ENTRIES:

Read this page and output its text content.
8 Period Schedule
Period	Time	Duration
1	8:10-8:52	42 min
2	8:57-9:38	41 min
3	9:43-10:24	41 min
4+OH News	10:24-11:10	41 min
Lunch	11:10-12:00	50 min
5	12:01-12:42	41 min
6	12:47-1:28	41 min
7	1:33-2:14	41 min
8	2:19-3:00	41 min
* * *
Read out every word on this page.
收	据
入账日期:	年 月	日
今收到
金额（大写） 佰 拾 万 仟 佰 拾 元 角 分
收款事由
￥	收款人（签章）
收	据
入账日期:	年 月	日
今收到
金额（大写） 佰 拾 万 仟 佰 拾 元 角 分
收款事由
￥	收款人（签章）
---
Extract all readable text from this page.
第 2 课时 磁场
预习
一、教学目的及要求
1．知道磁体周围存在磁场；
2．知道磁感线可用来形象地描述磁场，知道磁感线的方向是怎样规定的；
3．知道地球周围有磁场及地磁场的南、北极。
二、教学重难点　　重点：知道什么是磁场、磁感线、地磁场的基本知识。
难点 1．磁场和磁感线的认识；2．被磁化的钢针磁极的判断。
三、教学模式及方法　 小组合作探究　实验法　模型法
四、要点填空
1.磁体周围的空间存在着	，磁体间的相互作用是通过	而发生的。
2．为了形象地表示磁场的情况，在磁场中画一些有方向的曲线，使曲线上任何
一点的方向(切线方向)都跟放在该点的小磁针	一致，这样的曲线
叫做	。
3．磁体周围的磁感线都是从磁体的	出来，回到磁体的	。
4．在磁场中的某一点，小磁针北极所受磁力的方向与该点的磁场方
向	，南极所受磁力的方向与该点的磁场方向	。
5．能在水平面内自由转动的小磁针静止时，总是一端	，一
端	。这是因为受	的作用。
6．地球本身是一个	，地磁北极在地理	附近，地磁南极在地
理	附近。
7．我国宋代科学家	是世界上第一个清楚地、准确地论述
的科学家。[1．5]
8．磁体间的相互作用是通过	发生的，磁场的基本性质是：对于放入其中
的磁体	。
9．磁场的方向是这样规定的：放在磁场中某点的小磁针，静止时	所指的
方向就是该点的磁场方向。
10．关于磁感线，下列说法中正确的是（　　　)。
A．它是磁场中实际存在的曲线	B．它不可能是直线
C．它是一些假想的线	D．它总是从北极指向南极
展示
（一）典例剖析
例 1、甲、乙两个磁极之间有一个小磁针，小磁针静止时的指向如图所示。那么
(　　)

EXERCISE: Scan the material above for the string "Period" and report each line where you find it.

RESPONSE TO THE TASK:
8 Period Schedule
Period	Time	Duration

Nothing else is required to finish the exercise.